> Required task: Gather every line of the entries that includes the word "placeholder".

> Record extracts:
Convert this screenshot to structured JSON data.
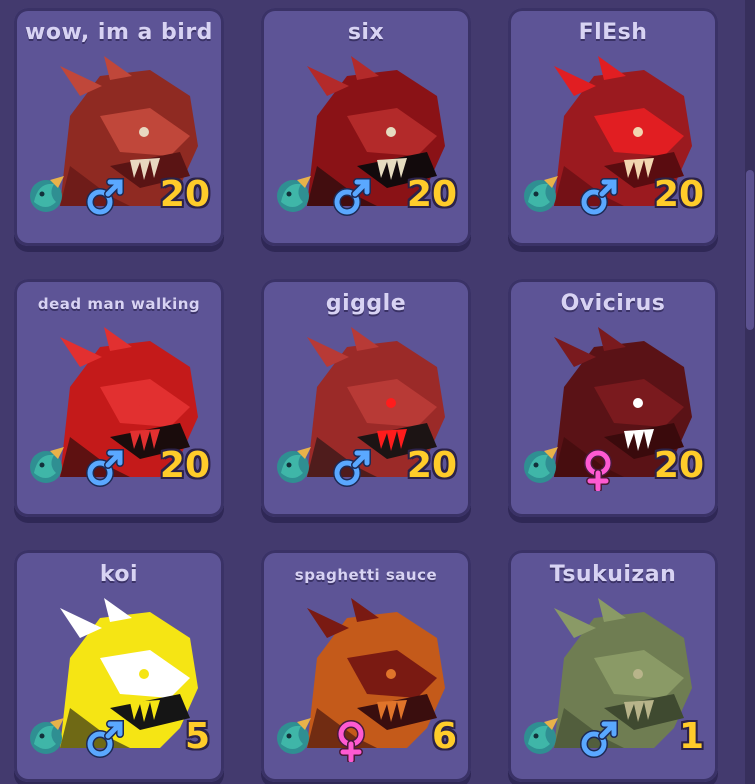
{
  "creatures": [
    {
      "name": "wow, im a bird",
      "gender": "male",
      "level": "20",
      "colors": {
        "main": "#8f2a22",
        "accent": "#c0473a",
        "dark": "#5a1414",
        "extra": "#e8d8c0"
      }
    },
    {
      "name": "six",
      "gender": "male",
      "level": "20",
      "colors": {
        "main": "#8a1216",
        "accent": "#b32a2a",
        "dark": "#120a0c",
        "extra": "#e6dcc0"
      }
    },
    {
      "name": "FlEsh",
      "gender": "male",
      "level": "20",
      "colors": {
        "main": "#9b1a1f",
        "accent": "#e11e22",
        "dark": "#5a0c10",
        "extra": "#f2d6b0"
      }
    },
    {
      "name": "dead man walking",
      "gender": "male",
      "level": "20",
      "colors": {
        "main": "#c41a1a",
        "accent": "#e23030",
        "dark": "#1a0c0c",
        "extra": "#e23030"
      }
    },
    {
      "name": "giggle",
      "gender": "male",
      "level": "20",
      "colors": {
        "main": "#9b2a28",
        "accent": "#b83a36",
        "dark": "#1c1414",
        "extra": "#ff1c1c"
      }
    },
    {
      "name": "Ovicirus",
      "gender": "female",
      "level": "20",
      "colors": {
        "main": "#5a1216",
        "accent": "#7a1a1e",
        "dark": "#3a0a0c",
        "extra": "#ffffff"
      }
    },
    {
      "name": "koi",
      "gender": "male",
      "level": "5",
      "colors": {
        "main": "#f5e514",
        "accent": "#ffffff",
        "dark": "#151515",
        "extra": "#f5e514"
      }
    },
    {
      "name": "spaghetti sauce",
      "gender": "female",
      "level": "6",
      "colors": {
        "main": "#c45a1a",
        "accent": "#7a1a12",
        "dark": "#3a0e0e",
        "extra": "#e0742a"
      }
    },
    {
      "name": "Tsukuizan",
      "gender": "male",
      "level": "1",
      "colors": {
        "main": "#6f7d52",
        "accent": "#8a9a66",
        "dark": "#3f4a30",
        "extra": "#b8b48a"
      }
    }
  ],
  "icons": {
    "species": "dragon-species-icon",
    "male": "male-symbol-icon",
    "female": "female-symbol-icon"
  },
  "theme": {
    "panel": "#433a6e",
    "card": "#5d5496",
    "level": "#ffcc2a",
    "male": "#5aa8ff",
    "female": "#ff5ad2"
  }
}
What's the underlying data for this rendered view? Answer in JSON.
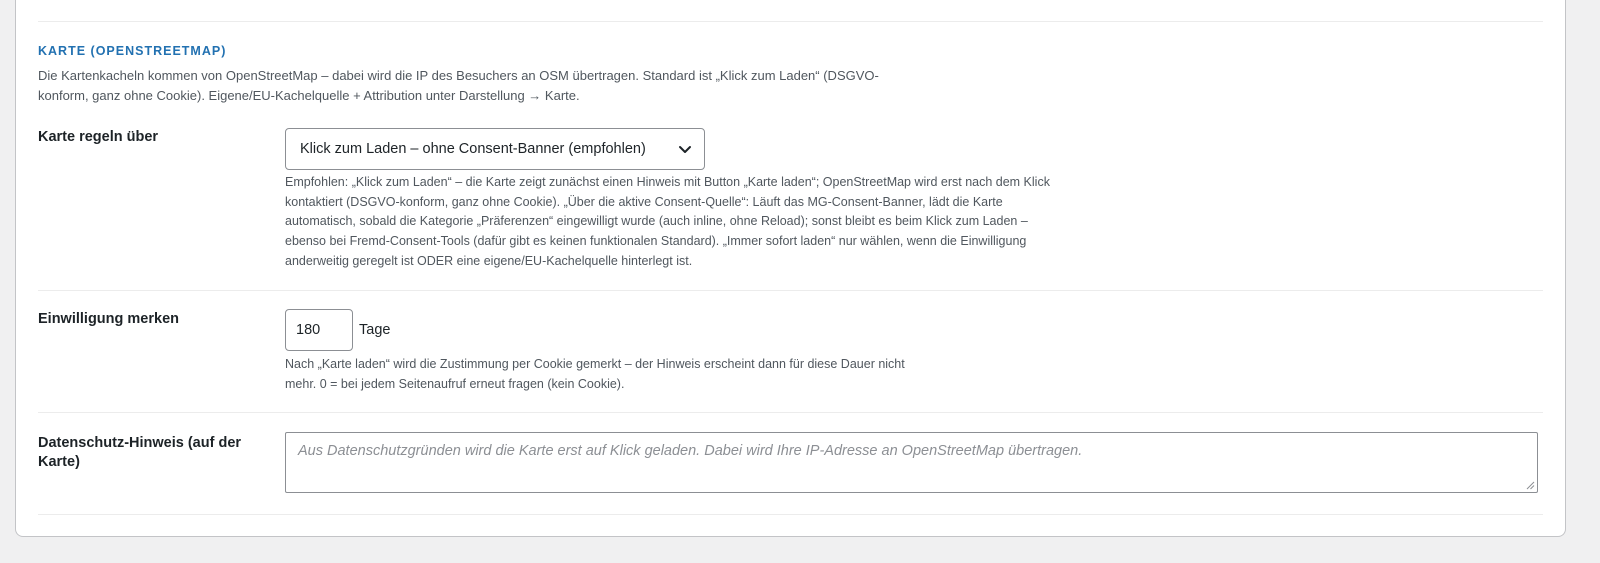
{
  "section": {
    "title": "KARTE (OPENSTREETMAP)",
    "description_line1": "Die Kartenkacheln kommen von OpenStreetMap – dabei wird die IP des Besuchers an OSM übertragen. Standard ist „Klick zum Laden“ (DSGVO-",
    "description_line2": "konform, ganz ohne Cookie). Eigene/EU-Kachelquelle + Attribution unter Darstellung → Karte."
  },
  "map_control": {
    "label": "Karte regeln über",
    "selected_value": "Klick zum Laden – ohne Consent-Banner (empfohlen)",
    "help_lines": [
      "Empfohlen: „Klick zum Laden“ – die Karte zeigt zunächst einen Hinweis mit Button „Karte laden“; OpenStreetMap wird erst nach dem Klick",
      "kontaktiert (DSGVO-konform, ganz ohne Cookie). „Über die aktive Consent-Quelle“: Läuft das MG-Consent-Banner, lädt die Karte",
      "automatisch, sobald die Kategorie „Präferenzen“ eingewilligt wurde (auch inline, ohne Reload); sonst bleibt es beim Klick zum Laden –",
      "ebenso bei Fremd-Consent-Tools (dafür gibt es keinen funktionalen Standard). „Immer sofort laden“ nur wählen, wenn die Einwilligung",
      "anderweitig geregelt ist ODER eine eigene/EU-Kachelquelle hinterlegt ist."
    ]
  },
  "consent_duration": {
    "label": "Einwilligung merken",
    "value": "180",
    "unit": "Tage",
    "help_lines": [
      "Nach „Karte laden“ wird die Zustimmung per Cookie gemerkt – der Hinweis erscheint dann für diese Dauer nicht",
      "mehr. 0 = bei jedem Seitenaufruf erneut fragen (kein Cookie)."
    ]
  },
  "privacy_notice": {
    "label_line1": "Datenschutz-Hinweis (auf der",
    "label_line2": "Karte)",
    "placeholder": "Aus Datenschutzgründen wird die Karte erst auf Klick geladen. Dabei wird Ihre IP-Adresse an OpenStreetMap übertragen."
  },
  "icons": {
    "select_arrow": "chevron-down-icon",
    "textarea_resize": "resize-grip-icon"
  },
  "colors": {
    "accent": "#2271b1",
    "text": "#1d2327",
    "muted": "#50575e",
    "placeholder": "#8c8f94",
    "background": "#f0f0f1"
  }
}
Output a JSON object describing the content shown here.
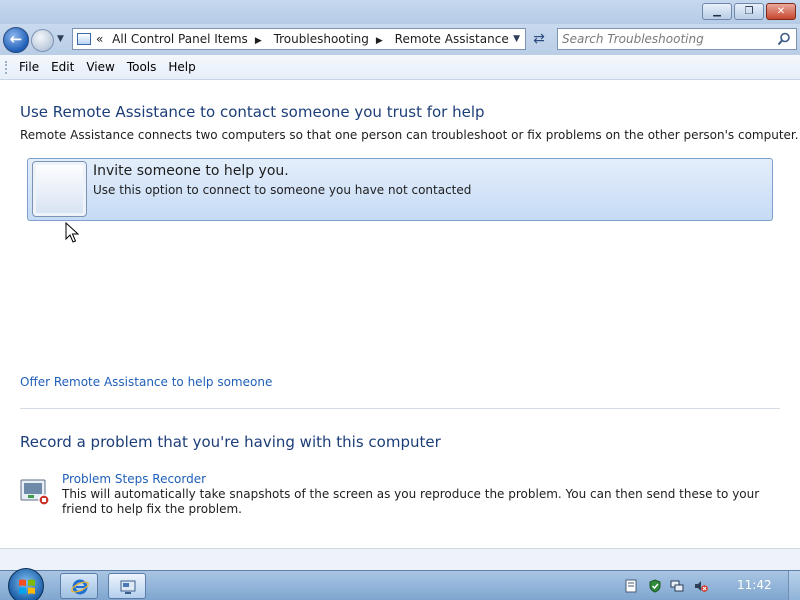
{
  "window": {
    "controls": [
      {
        "name": "minimize",
        "glyph": "▁"
      },
      {
        "name": "maximize",
        "glyph": "❐"
      },
      {
        "name": "close",
        "glyph": "✕"
      }
    ]
  },
  "navbar": {
    "breadcrumbs": [
      "All Control Panel Items",
      "Troubleshooting",
      "Remote Assistance"
    ],
    "overflow": "«",
    "search": {
      "placeholder": "Search Troubleshooting",
      "value": ""
    }
  },
  "menu": {
    "items": [
      "File",
      "Edit",
      "View",
      "Tools",
      "Help"
    ]
  },
  "main": {
    "heading": "Use Remote Assistance to contact someone you trust for help",
    "description": "Remote Assistance connects two computers so that one person can troubleshoot or fix problems on the other person's computer.",
    "invite": {
      "title": "Invite someone to help you.",
      "subtitle": "Use this option to connect to someone you have not contacted"
    },
    "offer_link": "Offer Remote Assistance to help someone",
    "record_heading": "Record a problem that you're having with this computer",
    "psr": {
      "link": "Problem Steps Recorder",
      "description": "This will automatically take snapshots of the screen as you reproduce the problem. You can then send these to your friend to help fix the problem."
    }
  },
  "taskbar": {
    "pinned": [
      "internet-explorer-icon",
      "remote-assistance-icon"
    ],
    "tray_icons": [
      "document-icon",
      "shield-check-icon",
      "network-icon",
      "volume-muted-icon"
    ],
    "clock": "11:42"
  },
  "colors": {
    "heading": "#1c3e78",
    "link": "#1f5fb8",
    "invite_bg": "#c6dbf5",
    "taskbar": "#7fa6cf"
  }
}
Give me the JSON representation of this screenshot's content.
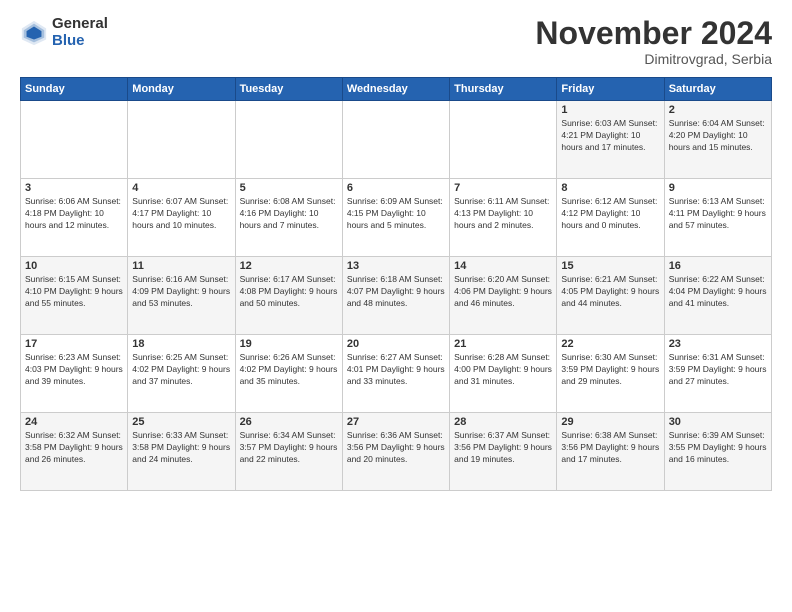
{
  "logo": {
    "general": "General",
    "blue": "Blue"
  },
  "header": {
    "month": "November 2024",
    "location": "Dimitrovgrad, Serbia"
  },
  "days_of_week": [
    "Sunday",
    "Monday",
    "Tuesday",
    "Wednesday",
    "Thursday",
    "Friday",
    "Saturday"
  ],
  "weeks": [
    [
      {
        "num": "",
        "info": ""
      },
      {
        "num": "",
        "info": ""
      },
      {
        "num": "",
        "info": ""
      },
      {
        "num": "",
        "info": ""
      },
      {
        "num": "",
        "info": ""
      },
      {
        "num": "1",
        "info": "Sunrise: 6:03 AM\nSunset: 4:21 PM\nDaylight: 10 hours and 17 minutes."
      },
      {
        "num": "2",
        "info": "Sunrise: 6:04 AM\nSunset: 4:20 PM\nDaylight: 10 hours and 15 minutes."
      }
    ],
    [
      {
        "num": "3",
        "info": "Sunrise: 6:06 AM\nSunset: 4:18 PM\nDaylight: 10 hours and 12 minutes."
      },
      {
        "num": "4",
        "info": "Sunrise: 6:07 AM\nSunset: 4:17 PM\nDaylight: 10 hours and 10 minutes."
      },
      {
        "num": "5",
        "info": "Sunrise: 6:08 AM\nSunset: 4:16 PM\nDaylight: 10 hours and 7 minutes."
      },
      {
        "num": "6",
        "info": "Sunrise: 6:09 AM\nSunset: 4:15 PM\nDaylight: 10 hours and 5 minutes."
      },
      {
        "num": "7",
        "info": "Sunrise: 6:11 AM\nSunset: 4:13 PM\nDaylight: 10 hours and 2 minutes."
      },
      {
        "num": "8",
        "info": "Sunrise: 6:12 AM\nSunset: 4:12 PM\nDaylight: 10 hours and 0 minutes."
      },
      {
        "num": "9",
        "info": "Sunrise: 6:13 AM\nSunset: 4:11 PM\nDaylight: 9 hours and 57 minutes."
      }
    ],
    [
      {
        "num": "10",
        "info": "Sunrise: 6:15 AM\nSunset: 4:10 PM\nDaylight: 9 hours and 55 minutes."
      },
      {
        "num": "11",
        "info": "Sunrise: 6:16 AM\nSunset: 4:09 PM\nDaylight: 9 hours and 53 minutes."
      },
      {
        "num": "12",
        "info": "Sunrise: 6:17 AM\nSunset: 4:08 PM\nDaylight: 9 hours and 50 minutes."
      },
      {
        "num": "13",
        "info": "Sunrise: 6:18 AM\nSunset: 4:07 PM\nDaylight: 9 hours and 48 minutes."
      },
      {
        "num": "14",
        "info": "Sunrise: 6:20 AM\nSunset: 4:06 PM\nDaylight: 9 hours and 46 minutes."
      },
      {
        "num": "15",
        "info": "Sunrise: 6:21 AM\nSunset: 4:05 PM\nDaylight: 9 hours and 44 minutes."
      },
      {
        "num": "16",
        "info": "Sunrise: 6:22 AM\nSunset: 4:04 PM\nDaylight: 9 hours and 41 minutes."
      }
    ],
    [
      {
        "num": "17",
        "info": "Sunrise: 6:23 AM\nSunset: 4:03 PM\nDaylight: 9 hours and 39 minutes."
      },
      {
        "num": "18",
        "info": "Sunrise: 6:25 AM\nSunset: 4:02 PM\nDaylight: 9 hours and 37 minutes."
      },
      {
        "num": "19",
        "info": "Sunrise: 6:26 AM\nSunset: 4:02 PM\nDaylight: 9 hours and 35 minutes."
      },
      {
        "num": "20",
        "info": "Sunrise: 6:27 AM\nSunset: 4:01 PM\nDaylight: 9 hours and 33 minutes."
      },
      {
        "num": "21",
        "info": "Sunrise: 6:28 AM\nSunset: 4:00 PM\nDaylight: 9 hours and 31 minutes."
      },
      {
        "num": "22",
        "info": "Sunrise: 6:30 AM\nSunset: 3:59 PM\nDaylight: 9 hours and 29 minutes."
      },
      {
        "num": "23",
        "info": "Sunrise: 6:31 AM\nSunset: 3:59 PM\nDaylight: 9 hours and 27 minutes."
      }
    ],
    [
      {
        "num": "24",
        "info": "Sunrise: 6:32 AM\nSunset: 3:58 PM\nDaylight: 9 hours and 26 minutes."
      },
      {
        "num": "25",
        "info": "Sunrise: 6:33 AM\nSunset: 3:58 PM\nDaylight: 9 hours and 24 minutes."
      },
      {
        "num": "26",
        "info": "Sunrise: 6:34 AM\nSunset: 3:57 PM\nDaylight: 9 hours and 22 minutes."
      },
      {
        "num": "27",
        "info": "Sunrise: 6:36 AM\nSunset: 3:56 PM\nDaylight: 9 hours and 20 minutes."
      },
      {
        "num": "28",
        "info": "Sunrise: 6:37 AM\nSunset: 3:56 PM\nDaylight: 9 hours and 19 minutes."
      },
      {
        "num": "29",
        "info": "Sunrise: 6:38 AM\nSunset: 3:56 PM\nDaylight: 9 hours and 17 minutes."
      },
      {
        "num": "30",
        "info": "Sunrise: 6:39 AM\nSunset: 3:55 PM\nDaylight: 9 hours and 16 minutes."
      }
    ]
  ]
}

> Task answer:
    "placeholder": "Aus Datenschutzgründen wird die Karte erst auf Klick geladen. Dabei wird Ihre IP-Adresse an OpenStreetMap übertragen."
    "placeholder": "#8c8f94",
      "placeholder": "Search Troubleshooting",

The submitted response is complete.